**Exercise details**. Check every line for the word "page" and give the number of lines where it occurs, nothing else.

**Dataset entries**.
——————————

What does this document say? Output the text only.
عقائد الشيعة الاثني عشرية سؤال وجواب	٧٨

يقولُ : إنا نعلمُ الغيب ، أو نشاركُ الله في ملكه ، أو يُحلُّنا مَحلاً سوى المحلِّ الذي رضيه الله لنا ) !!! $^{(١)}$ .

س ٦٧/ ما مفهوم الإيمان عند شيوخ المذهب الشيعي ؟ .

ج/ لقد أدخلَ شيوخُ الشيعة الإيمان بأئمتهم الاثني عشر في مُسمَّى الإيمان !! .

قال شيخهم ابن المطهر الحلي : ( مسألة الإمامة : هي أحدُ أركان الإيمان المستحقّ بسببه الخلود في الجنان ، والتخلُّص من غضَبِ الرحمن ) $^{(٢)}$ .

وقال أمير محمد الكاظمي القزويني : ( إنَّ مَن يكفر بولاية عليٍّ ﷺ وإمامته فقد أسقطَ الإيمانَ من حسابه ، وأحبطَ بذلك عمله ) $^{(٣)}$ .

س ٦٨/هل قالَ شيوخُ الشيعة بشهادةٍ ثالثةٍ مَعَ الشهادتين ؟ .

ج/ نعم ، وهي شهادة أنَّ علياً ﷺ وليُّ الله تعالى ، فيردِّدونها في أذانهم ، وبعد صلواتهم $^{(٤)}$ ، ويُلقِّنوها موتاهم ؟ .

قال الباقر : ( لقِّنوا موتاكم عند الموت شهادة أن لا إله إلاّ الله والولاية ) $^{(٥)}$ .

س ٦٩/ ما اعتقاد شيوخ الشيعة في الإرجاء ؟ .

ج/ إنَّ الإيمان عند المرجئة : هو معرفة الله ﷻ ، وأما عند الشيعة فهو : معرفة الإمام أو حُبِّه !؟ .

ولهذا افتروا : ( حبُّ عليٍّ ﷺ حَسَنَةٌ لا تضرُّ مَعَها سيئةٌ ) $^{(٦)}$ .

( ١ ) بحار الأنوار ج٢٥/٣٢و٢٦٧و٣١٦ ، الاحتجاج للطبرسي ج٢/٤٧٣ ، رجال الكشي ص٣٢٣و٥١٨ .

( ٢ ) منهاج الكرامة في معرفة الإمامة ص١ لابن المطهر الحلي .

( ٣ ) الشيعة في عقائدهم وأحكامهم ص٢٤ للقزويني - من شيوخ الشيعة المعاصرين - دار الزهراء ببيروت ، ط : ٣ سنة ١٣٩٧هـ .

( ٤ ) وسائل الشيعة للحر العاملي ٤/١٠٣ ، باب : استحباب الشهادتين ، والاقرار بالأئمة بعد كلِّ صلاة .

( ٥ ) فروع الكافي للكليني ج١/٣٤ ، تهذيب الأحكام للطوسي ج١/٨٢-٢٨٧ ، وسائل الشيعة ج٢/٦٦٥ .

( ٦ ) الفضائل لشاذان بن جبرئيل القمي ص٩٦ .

——————————

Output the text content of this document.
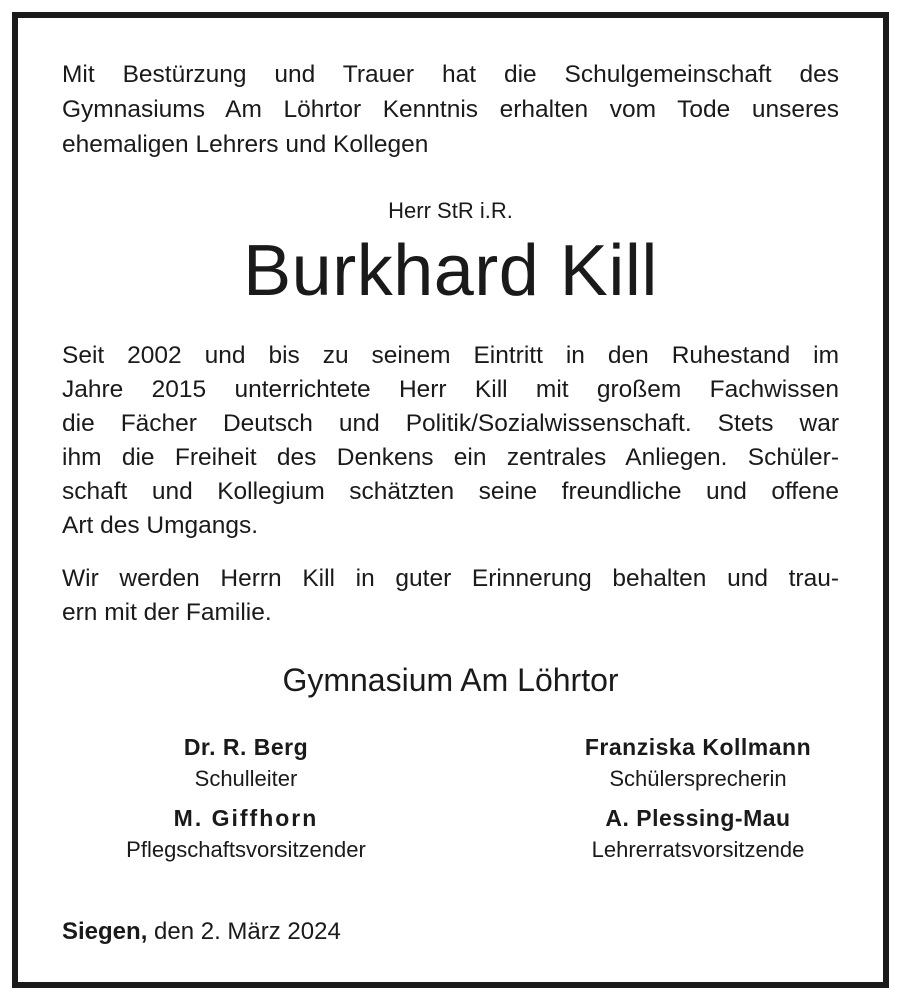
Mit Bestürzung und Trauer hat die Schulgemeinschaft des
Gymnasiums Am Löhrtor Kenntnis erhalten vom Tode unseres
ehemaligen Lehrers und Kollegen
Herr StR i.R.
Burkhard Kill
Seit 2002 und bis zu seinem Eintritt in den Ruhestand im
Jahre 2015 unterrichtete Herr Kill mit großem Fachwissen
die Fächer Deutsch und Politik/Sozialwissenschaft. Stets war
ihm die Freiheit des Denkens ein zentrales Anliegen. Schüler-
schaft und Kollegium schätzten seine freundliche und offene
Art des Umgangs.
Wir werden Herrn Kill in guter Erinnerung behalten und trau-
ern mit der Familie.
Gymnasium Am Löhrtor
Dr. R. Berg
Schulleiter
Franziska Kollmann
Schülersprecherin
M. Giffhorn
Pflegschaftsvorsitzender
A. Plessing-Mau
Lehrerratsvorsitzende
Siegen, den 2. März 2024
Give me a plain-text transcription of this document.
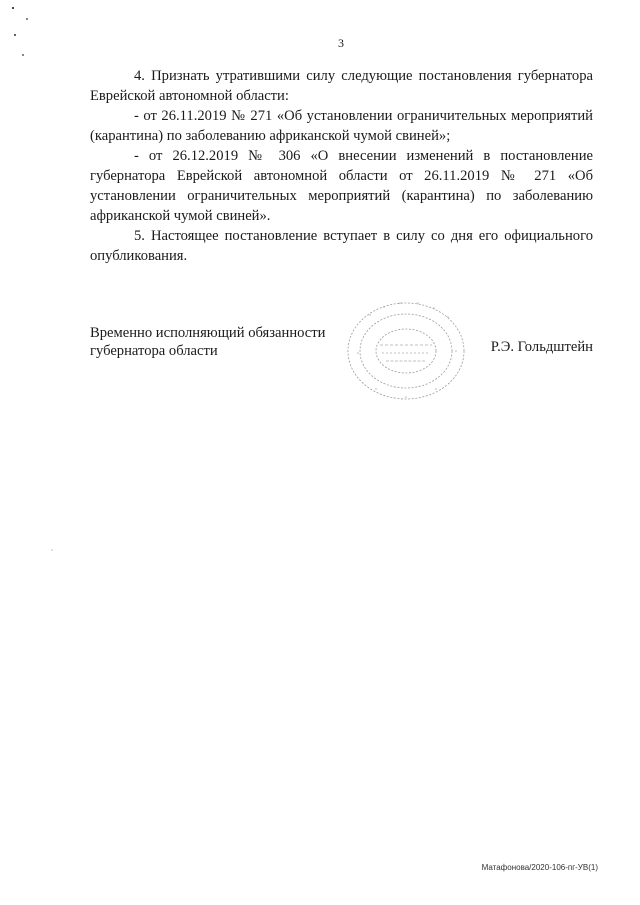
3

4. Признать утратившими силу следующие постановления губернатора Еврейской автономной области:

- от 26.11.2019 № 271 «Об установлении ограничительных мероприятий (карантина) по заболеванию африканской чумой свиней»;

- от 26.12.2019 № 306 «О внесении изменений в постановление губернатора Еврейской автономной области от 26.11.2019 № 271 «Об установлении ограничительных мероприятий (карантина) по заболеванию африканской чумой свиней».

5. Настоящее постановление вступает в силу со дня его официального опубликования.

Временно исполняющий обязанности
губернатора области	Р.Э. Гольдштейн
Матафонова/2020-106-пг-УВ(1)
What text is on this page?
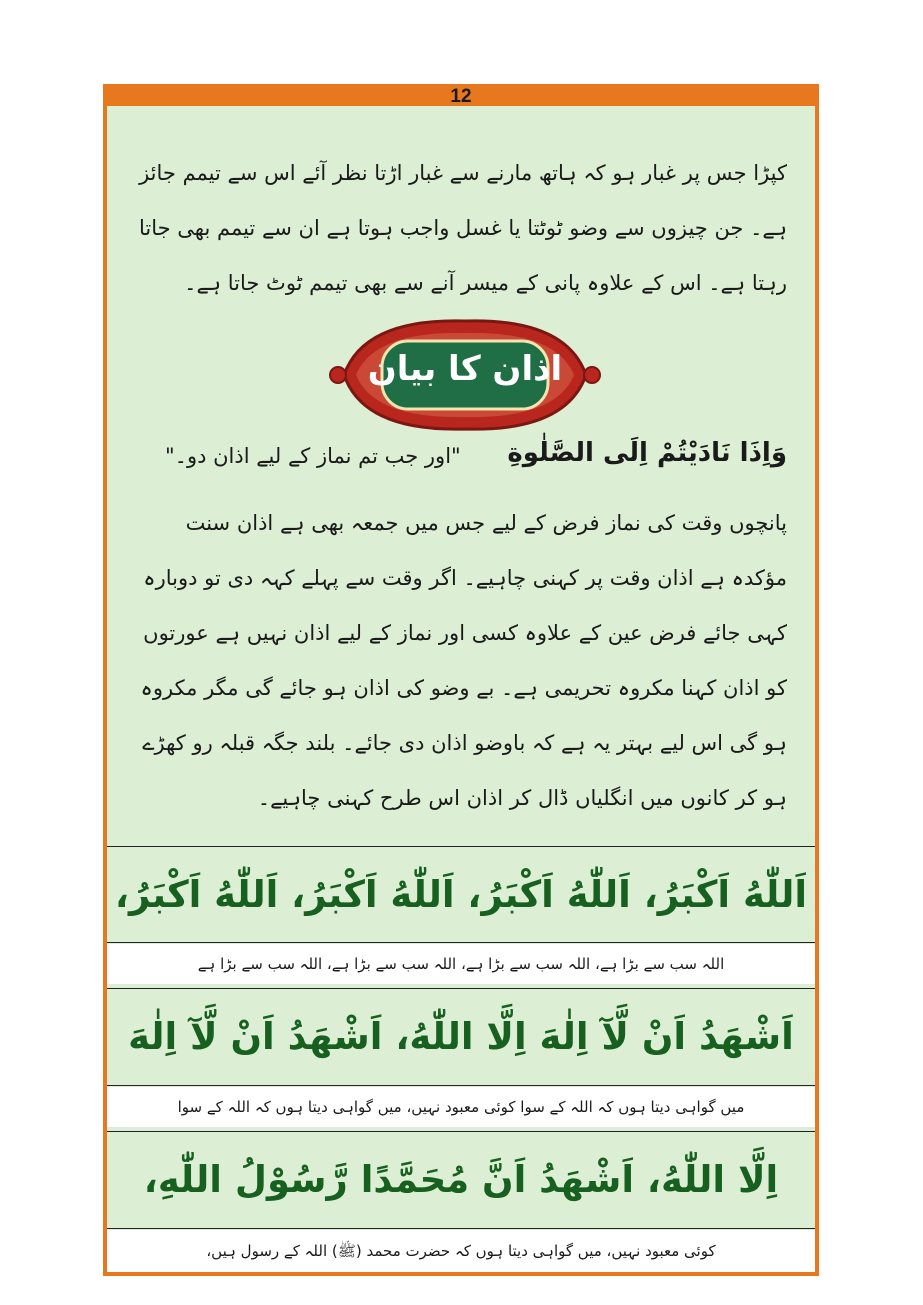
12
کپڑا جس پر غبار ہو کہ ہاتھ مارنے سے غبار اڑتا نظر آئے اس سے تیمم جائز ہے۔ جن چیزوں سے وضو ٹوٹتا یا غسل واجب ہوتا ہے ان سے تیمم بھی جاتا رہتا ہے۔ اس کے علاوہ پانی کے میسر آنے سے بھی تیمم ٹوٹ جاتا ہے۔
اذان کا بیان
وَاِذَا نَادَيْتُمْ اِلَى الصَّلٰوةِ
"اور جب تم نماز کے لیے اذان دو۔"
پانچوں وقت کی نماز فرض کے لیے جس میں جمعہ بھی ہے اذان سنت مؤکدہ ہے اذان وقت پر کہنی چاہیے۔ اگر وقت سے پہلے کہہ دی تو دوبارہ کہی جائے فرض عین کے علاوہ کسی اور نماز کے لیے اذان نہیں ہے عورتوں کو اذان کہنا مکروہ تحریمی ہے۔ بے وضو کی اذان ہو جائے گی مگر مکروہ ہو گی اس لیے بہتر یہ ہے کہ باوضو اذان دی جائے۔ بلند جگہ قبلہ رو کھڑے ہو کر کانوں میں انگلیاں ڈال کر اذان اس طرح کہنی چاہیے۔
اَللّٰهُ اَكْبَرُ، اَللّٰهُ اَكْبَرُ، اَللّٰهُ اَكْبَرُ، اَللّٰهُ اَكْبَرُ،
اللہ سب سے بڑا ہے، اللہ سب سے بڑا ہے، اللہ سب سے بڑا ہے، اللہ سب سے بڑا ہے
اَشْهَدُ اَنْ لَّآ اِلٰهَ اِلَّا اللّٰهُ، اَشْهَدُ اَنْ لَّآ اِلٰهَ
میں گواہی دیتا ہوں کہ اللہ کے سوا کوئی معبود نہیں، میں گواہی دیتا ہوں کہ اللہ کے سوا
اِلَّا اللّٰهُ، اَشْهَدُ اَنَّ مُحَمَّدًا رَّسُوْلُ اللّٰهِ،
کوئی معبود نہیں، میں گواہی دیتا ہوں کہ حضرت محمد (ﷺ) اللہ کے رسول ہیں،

——————————

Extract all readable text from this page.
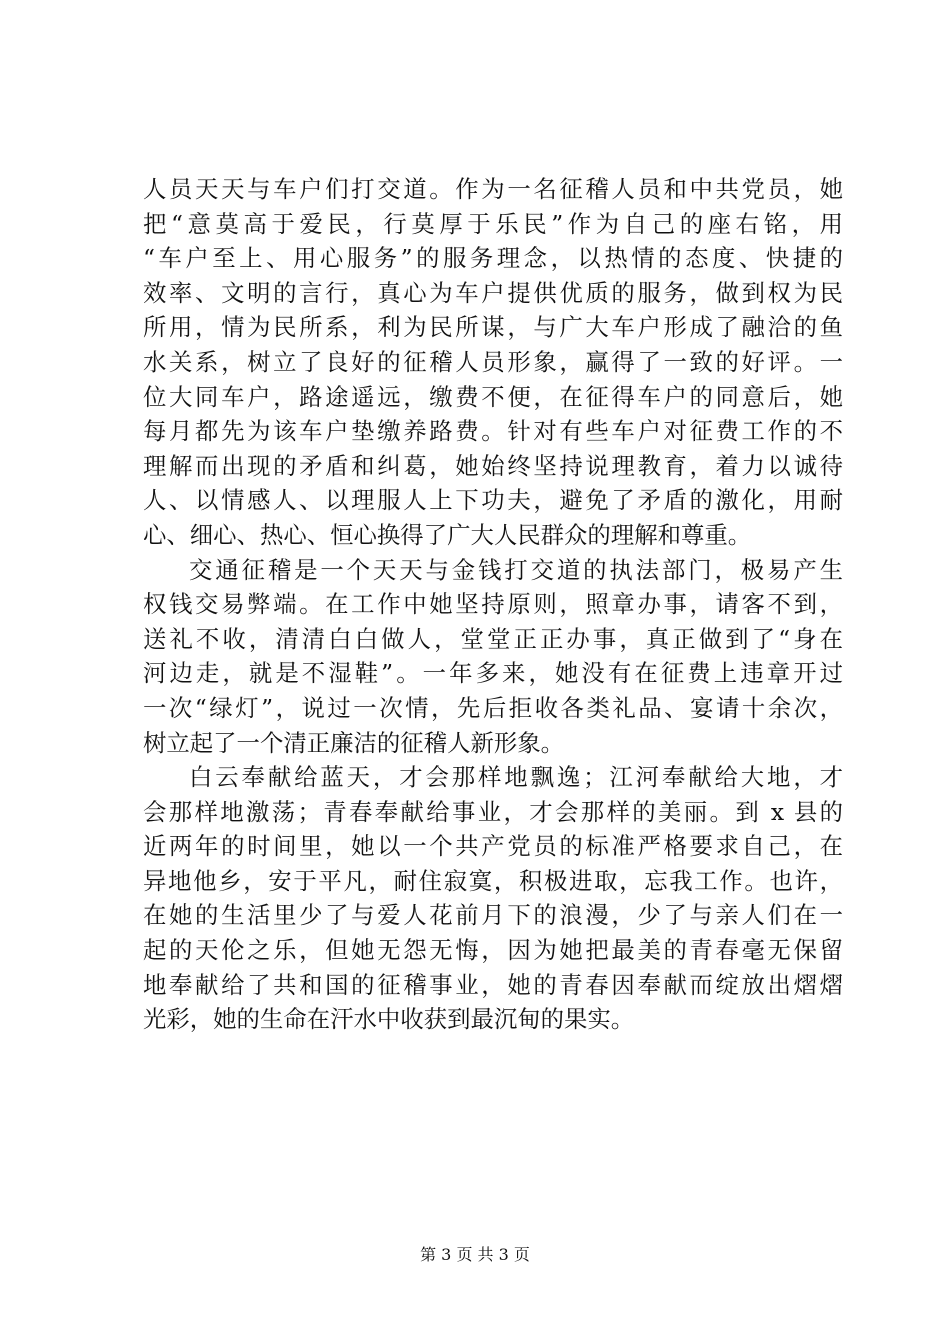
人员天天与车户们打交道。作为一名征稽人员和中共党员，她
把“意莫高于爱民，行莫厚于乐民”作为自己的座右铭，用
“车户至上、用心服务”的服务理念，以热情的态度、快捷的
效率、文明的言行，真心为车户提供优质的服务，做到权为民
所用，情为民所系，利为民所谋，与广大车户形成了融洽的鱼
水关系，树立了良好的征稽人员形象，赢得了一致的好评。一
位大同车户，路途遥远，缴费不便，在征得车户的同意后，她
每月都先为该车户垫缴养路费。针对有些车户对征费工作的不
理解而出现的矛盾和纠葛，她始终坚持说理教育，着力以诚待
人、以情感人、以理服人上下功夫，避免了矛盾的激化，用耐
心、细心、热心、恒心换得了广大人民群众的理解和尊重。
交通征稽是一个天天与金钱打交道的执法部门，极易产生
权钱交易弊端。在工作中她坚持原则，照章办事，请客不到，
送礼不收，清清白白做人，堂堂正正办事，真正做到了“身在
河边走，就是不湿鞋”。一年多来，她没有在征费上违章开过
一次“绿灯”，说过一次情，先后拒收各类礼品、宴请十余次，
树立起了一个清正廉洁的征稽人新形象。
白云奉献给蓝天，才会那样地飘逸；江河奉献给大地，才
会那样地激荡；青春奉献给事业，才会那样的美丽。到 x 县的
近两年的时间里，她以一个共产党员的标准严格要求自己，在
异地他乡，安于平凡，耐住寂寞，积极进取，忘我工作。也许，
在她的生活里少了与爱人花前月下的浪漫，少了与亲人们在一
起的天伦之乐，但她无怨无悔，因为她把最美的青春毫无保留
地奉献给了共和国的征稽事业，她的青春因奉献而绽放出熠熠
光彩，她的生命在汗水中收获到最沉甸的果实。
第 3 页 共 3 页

——————————

**Worked answer**. 2